PROBLEM SET ::
1. Decide whether each statement below agrees with the article on Costa Rica's shortage of English speakers. Answer yes or no for each, quoting the words of the article that decide it.
(a) CINDE expects the service industry to need another 7,000 English speakers by next year only if CAFTA passes.
(b) Sykes offers qualifying job applicants three weeks of intensive training at ¢10,000 a week.
(c) Enrollment at the Costa Rican-North American Cultural Center has been growing by about 50% a year.
2. Extend the article on Costa Rica's shortage of English speakers, beginning after its final sentence.

PROVIDED TEXT ::
** BEGIN **
English Speakers in Demand
It’s the open secret of the year: Costa Rica does not have enough English speakers to fill the demand presented by the country’s rapidly growing service industry.
“The number of jobs that require a relatively sophisticated use of English (surpasses) our ability as a country to produce qualified professionals,” Education Minister Leonardo Garnier said.
The Costa Rican Investment Promotion Agency (CINDE) figures that the service industry will need another 7,000 English speakers by next year, whether or not the Central American Free-Trade Agreement with the United States (CAFTA) passes in the upcoming referendum.
The projected demand is in addition to the 15,000 already working in call centers, office outsourcing and other businesses that offer services abroad.
So far, the prospects don’t look good. “What (our members) tell us is that of every 10 people they interview, eight lose the opportunity because of their (poor) English,” said Andrea Centeno, a CINDE spokeswoman.
The problem stems in part from inferior English-language education in the public schools. Only 3% of public high schools – the “bilingual schools” – graduate bilingual students, said Anabelle Venegas, who runs the foreign language program at the Education Ministry.
“The biggest bottleneck that we have found is in teacher training,” Garnier said.“No one can teach English well if they don’t speak English well.”
Meanwhile, the private sector and individual Ticos are taking their own actions. At least one service sector company – Sykes Enterprises – has launched its own English academy, and private English schools are booming.
Sykes Enterprises, which runs call centers employing 2,500 bilingual employees, has come up with its own novel solution to the scarcity by launching a nonprofit English academy.
Sykes job applicants who meet all the other requirements but whose English could use some “polishing” are offered three weeks of intensive training for ¢10,000 (about $20) a week.
Once the classes are over, if the students’ English has improved enough, they’re offered jobs. If they take the job, they’re also offered a refund of student fees.
The academy plans to train 60 students per month.
Language centers are also seeing a jump in their popularity. Karl Schmack, executive director of the Costa Rican-North American Cultural Center, said enrollment has been growing by about 25% annually.
The center now teaches 6,000 students, and, Schmack said, the growth they’re experiencing is not unusual these days.
** END **
RAW DATA ::
** BEGIN **
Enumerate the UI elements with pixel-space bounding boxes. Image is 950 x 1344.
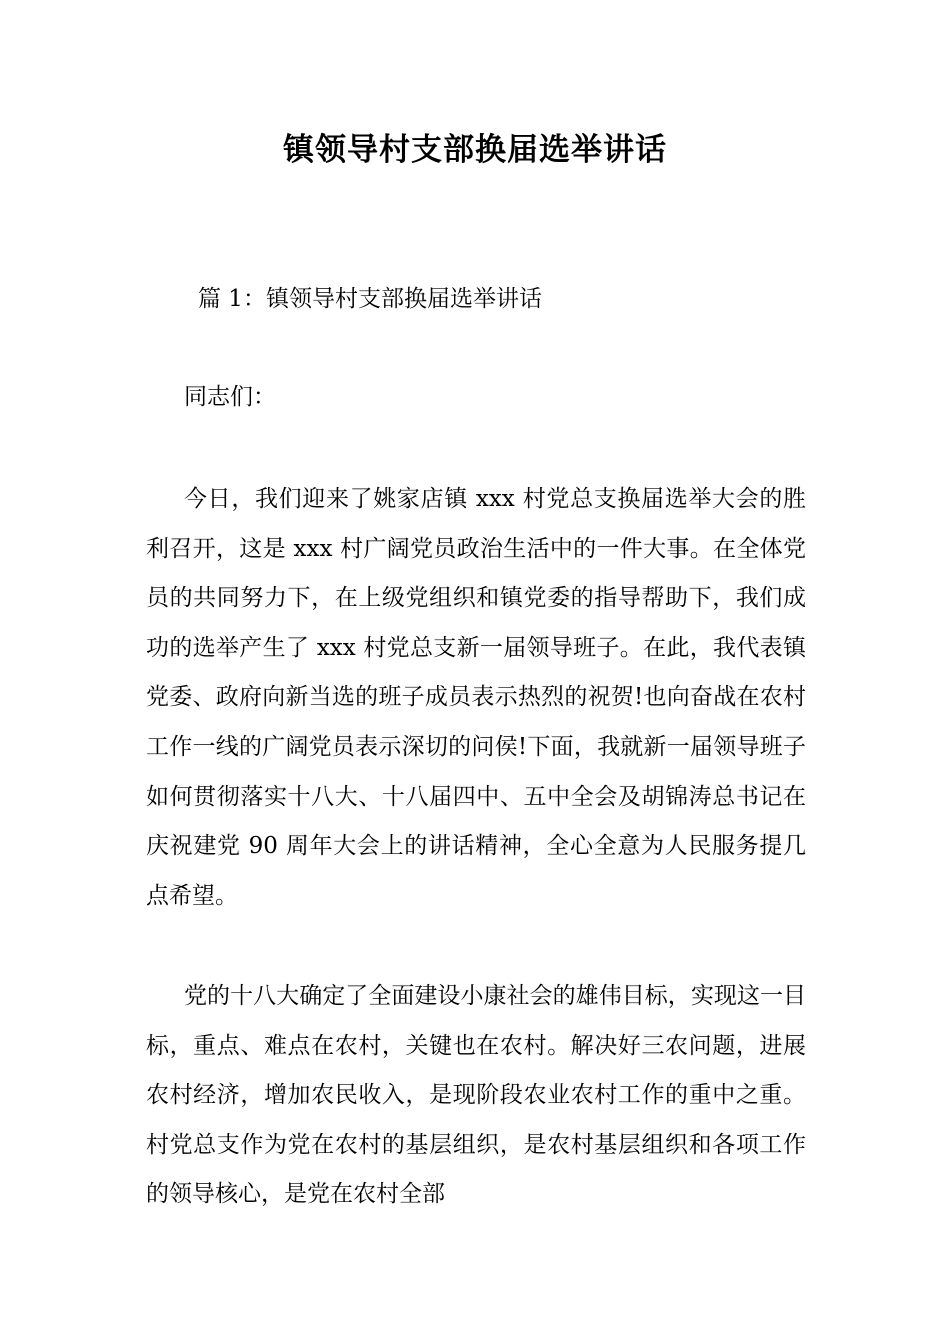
** END **
TASK RESPONSES ::
1.
(a) No: "whether or not the Central American Free-Trade Agreement with the United States (CAFTA) passes in the upcoming referendum."
(b) Yes: "are offered three weeks of intensive training for ¢10,000 (about $20) a week."
(c) No: "enrollment has been growing by about 25% annually."

2.
“What we’re seeing is that our competitors or other institutes like us are also growing,” Schmack said. “Generally, the pie is growing.”
Especially popular are the center’s programs for children – Schmack said more parents are scrambling to get their kids learning English early.
Meanwhile, he said, public schools simply lack the resources for running good English-language programs.
Teachers Get Failing Grade
Public high schools in Costa Rica have offered English since the 1800s, and the language became part of many primary school curriculums in the mid-1990s.
But a teacher scarcity has left 20% of primary schools and 86% of preschools without English classes, Venegas said.
Of the English teachers the system has managed to hire, many are ill equipped. Only 55% of public school English teachers this year got the required grade of “high-intermediate” on a hiring exam testing their English-language skills.
The rest tested as low-intermediate or intermediate.
Quantity of class time is a problem as well. Primary schools are often unable to offer five 40-minute lessons a week, as required by the Superior Education Council (CONESUP).
And while high schools do have enough English teachers to give the required classes to the vast majority of students who choose to learn English over French, Venegas said the required class time is not enough.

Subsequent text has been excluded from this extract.